SET TASK ::
Go through the data below. List every line that holds the word "JSON".
## Start
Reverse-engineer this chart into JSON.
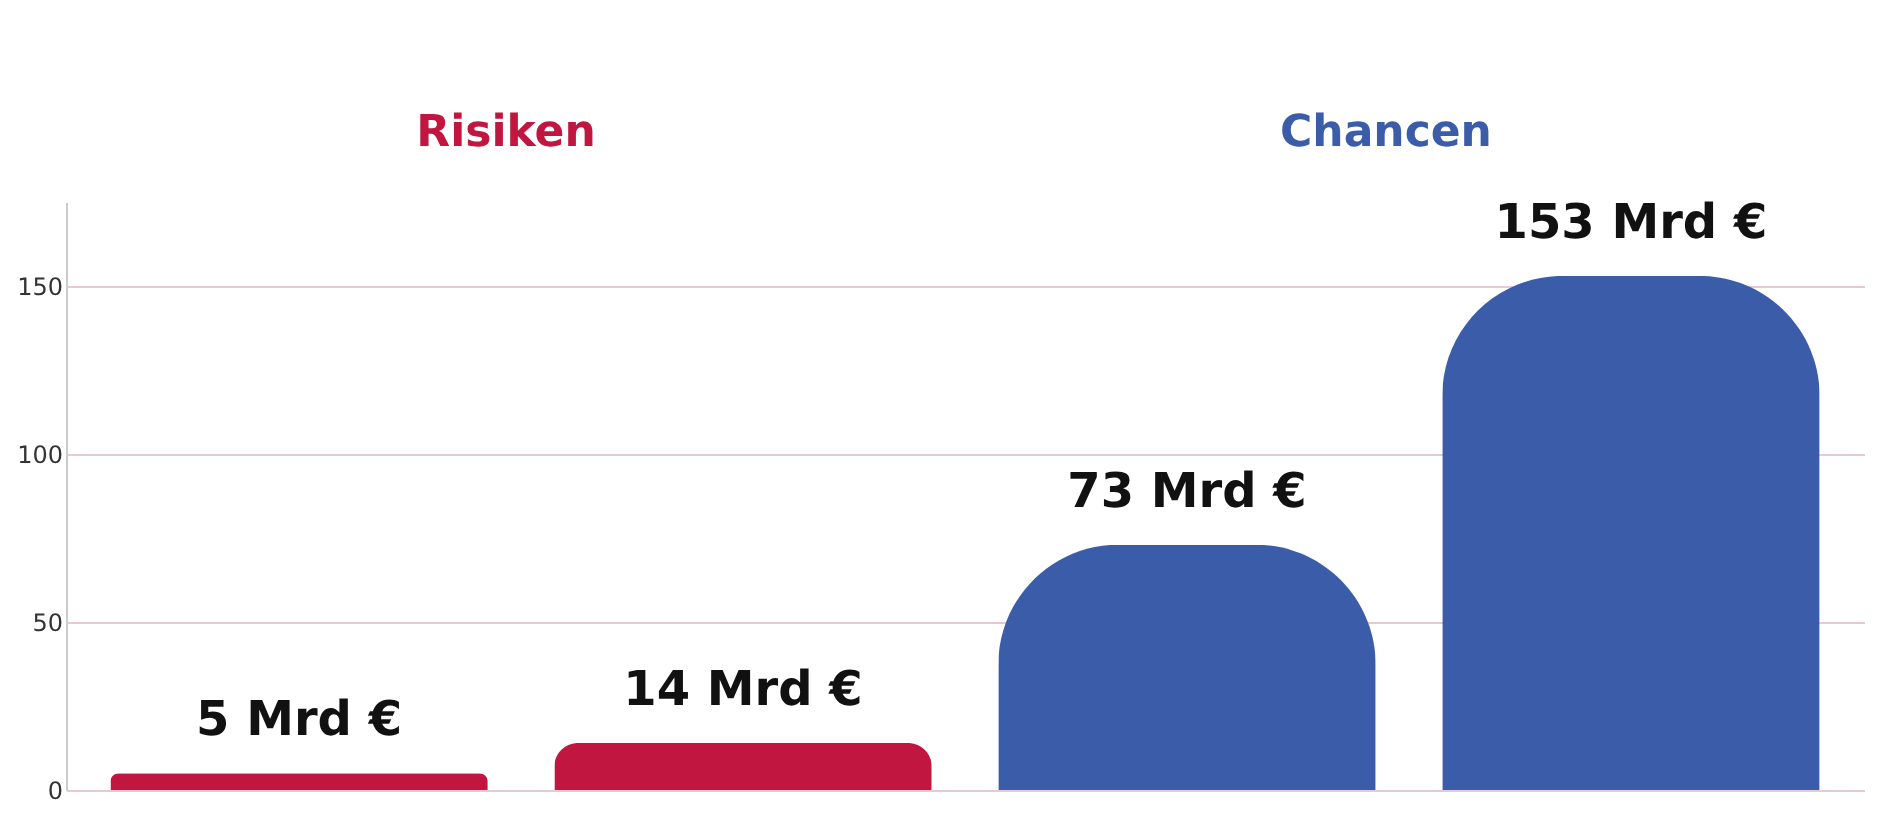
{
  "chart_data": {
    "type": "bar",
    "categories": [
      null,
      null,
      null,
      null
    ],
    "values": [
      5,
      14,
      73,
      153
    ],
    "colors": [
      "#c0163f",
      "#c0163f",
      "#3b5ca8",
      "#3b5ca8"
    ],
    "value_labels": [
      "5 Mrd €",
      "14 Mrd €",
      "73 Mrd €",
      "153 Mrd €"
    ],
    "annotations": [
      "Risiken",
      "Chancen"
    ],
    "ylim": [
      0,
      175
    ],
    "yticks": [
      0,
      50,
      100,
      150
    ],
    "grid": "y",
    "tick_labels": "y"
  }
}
## End
## Start
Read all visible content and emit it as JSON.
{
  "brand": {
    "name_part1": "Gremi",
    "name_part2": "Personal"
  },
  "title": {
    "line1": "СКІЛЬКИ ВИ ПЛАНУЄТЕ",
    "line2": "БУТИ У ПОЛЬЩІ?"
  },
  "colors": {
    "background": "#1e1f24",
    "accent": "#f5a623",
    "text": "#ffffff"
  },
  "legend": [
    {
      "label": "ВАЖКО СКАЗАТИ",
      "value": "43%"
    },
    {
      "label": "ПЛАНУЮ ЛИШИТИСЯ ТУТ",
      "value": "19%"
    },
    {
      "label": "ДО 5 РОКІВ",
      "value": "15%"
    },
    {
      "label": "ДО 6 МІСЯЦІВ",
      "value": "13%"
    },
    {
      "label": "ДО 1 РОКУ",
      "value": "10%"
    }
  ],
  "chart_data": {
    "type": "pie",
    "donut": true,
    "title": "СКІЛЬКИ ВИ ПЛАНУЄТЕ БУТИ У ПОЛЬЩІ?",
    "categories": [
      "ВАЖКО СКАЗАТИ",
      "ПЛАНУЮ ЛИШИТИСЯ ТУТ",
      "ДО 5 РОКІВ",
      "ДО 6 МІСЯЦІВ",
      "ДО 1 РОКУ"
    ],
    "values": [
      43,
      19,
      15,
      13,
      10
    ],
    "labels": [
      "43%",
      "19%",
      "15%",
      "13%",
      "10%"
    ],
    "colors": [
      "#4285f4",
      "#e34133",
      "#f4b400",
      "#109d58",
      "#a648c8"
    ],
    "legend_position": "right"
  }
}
## End
WRITTEN ANSWER ::
Reverse-engineer this chart into JSON.
Read all visible content and emit it as JSON.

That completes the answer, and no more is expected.